▶ TASK DESCRIPTION
Copy out every line exactly as given.

◆ ◆ ◆ ◆ ◆ ◆ ◆

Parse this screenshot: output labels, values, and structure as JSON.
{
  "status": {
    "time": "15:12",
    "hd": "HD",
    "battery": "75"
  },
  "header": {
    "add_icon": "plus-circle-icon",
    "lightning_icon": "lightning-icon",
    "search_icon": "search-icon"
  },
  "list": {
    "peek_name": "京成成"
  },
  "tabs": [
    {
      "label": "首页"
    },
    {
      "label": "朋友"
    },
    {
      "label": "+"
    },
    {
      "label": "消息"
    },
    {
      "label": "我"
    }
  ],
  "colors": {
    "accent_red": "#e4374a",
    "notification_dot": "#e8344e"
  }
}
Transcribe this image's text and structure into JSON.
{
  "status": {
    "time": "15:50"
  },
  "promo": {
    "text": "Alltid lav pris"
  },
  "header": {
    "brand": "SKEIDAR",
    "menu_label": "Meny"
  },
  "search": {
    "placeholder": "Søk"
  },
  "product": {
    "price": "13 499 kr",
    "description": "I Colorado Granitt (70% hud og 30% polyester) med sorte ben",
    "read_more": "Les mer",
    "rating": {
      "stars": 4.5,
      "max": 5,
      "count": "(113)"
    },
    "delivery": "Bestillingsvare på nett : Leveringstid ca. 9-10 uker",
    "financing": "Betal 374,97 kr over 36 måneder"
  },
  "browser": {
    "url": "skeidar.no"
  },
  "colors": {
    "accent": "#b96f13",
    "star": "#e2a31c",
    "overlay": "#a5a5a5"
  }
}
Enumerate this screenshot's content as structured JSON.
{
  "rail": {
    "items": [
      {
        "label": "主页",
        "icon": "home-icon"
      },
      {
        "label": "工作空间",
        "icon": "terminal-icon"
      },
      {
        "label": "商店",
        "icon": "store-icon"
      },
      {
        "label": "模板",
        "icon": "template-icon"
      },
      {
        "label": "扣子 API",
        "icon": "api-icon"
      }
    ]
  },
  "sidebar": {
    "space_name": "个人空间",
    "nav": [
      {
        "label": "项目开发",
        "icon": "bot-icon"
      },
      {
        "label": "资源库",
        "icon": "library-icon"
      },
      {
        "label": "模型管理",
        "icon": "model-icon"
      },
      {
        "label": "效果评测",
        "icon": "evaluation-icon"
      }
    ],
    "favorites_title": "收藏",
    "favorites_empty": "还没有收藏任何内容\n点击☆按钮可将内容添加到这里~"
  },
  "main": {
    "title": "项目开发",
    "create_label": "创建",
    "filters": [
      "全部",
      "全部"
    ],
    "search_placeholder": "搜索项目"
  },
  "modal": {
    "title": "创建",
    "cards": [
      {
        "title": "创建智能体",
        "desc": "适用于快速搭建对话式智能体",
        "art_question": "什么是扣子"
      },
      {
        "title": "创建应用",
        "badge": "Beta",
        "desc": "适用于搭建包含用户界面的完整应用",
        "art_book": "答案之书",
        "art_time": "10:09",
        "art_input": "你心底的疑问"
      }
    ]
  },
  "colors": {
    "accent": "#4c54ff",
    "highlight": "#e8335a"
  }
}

◆ ◆ ◆ ◆ ◆ ◆ ◆

▶ RESULT OF THIS TASK
Parse this screenshot: output labels, values, and structure as JSON.
{
  "status": {
    "time": "15:12",
    "hd": "HD",
    "battery": "75"
  },
  "header": {
    "add_icon": "plus-circle-icon",
    "lightning_icon": "lightning-icon",
    "search_icon": "search-icon"
  },
  "list": {
    "peek_name": "京成成"
  },
  "tabs": [
    {
      "label": "首页"
    },
    {
      "label": "朋友"
    },
    {
      "label": "+"
    },
    {
      "label": "消息"
    },
    {
      "label": "我"
    }
  ],
  "colors": {
    "accent_red": "#e4374a",
    "notification_dot": "#e8344e"
  }
}
Transcribe this image's text and structure into JSON.
{
  "status": {
    "time": "15:50"
  },
  "promo": {
    "text": "Alltid lav pris"
  },
  "header": {
    "brand": "SKEIDAR",
    "menu_label": "Meny"
  },
  "search": {
    "placeholder": "Søk"
  },
  "product": {
    "price": "13 499 kr",
    "description": "I Colorado Granitt (70% hud og 30% polyester) med sorte ben",
    "read_more": "Les mer",
    "rating": {
      "stars": 4.5,
      "max": 5,
      "count": "(113)"
    },
    "delivery": "Bestillingsvare på nett : Leveringstid ca. 9-10 uker",
    "financing": "Betal 374,97 kr over 36 måneder"
  },
  "browser": {
    "url": "skeidar.no"
  },
  "colors": {
    "accent": "#b96f13",
    "star": "#e2a31c",
    "overlay": "#a5a5a5"
  }
}
Enumerate this screenshot's content as structured JSON.
{
  "rail": {
    "items": [
      {
        "label": "主页",
        "icon": "home-icon"
      },
      {
        "label": "工作空间",
        "icon": "terminal-icon"
      },
      {
        "label": "商店",
        "icon": "store-icon"
      },
      {
        "label": "模板",
        "icon": "template-icon"
      },
      {
        "label": "扣子 API",
        "icon": "api-icon"
      }
    ]
  },
  "sidebar": {
    "space_name": "个人空间",
    "nav": [
      {
        "label": "项目开发",
        "icon": "bot-icon"
      },
      {
        "label": "资源库",
        "icon": "library-icon"
      },
      {
        "label": "模型管理",
        "icon": "model-icon"
      },
      {
        "label": "效果评测",
        "icon": "evaluation-icon"
      }
    ],
    "favorites_title": "收藏",
    "favorites_empty": "还没有收藏任何内容\n点击☆按钮可将内容添加到这里~"
  },
  "main": {
    "title": "项目开发",
    "create_label": "创建",
    "filters": [
      "全部",
      "全部"
    ],
    "search_placeholder": "搜索项目"
  },
  "modal": {
    "title": "创建",
    "cards": [
      {
        "title": "创建智能体",
        "desc": "适用于快速搭建对话式智能体",
        "art_question": "什么是扣子"
      },
      {
        "title": "创建应用",
        "badge": "Beta",
        "desc": "适用于搭建包含用户界面的完整应用",
        "art_book": "答案之书",
        "art_time": "10:09",
        "art_input": "你心底的疑问"
      }
    ]
  },
  "colors": {
    "accent": "#4c54ff",
    "highlight": "#e8335a"
  }
}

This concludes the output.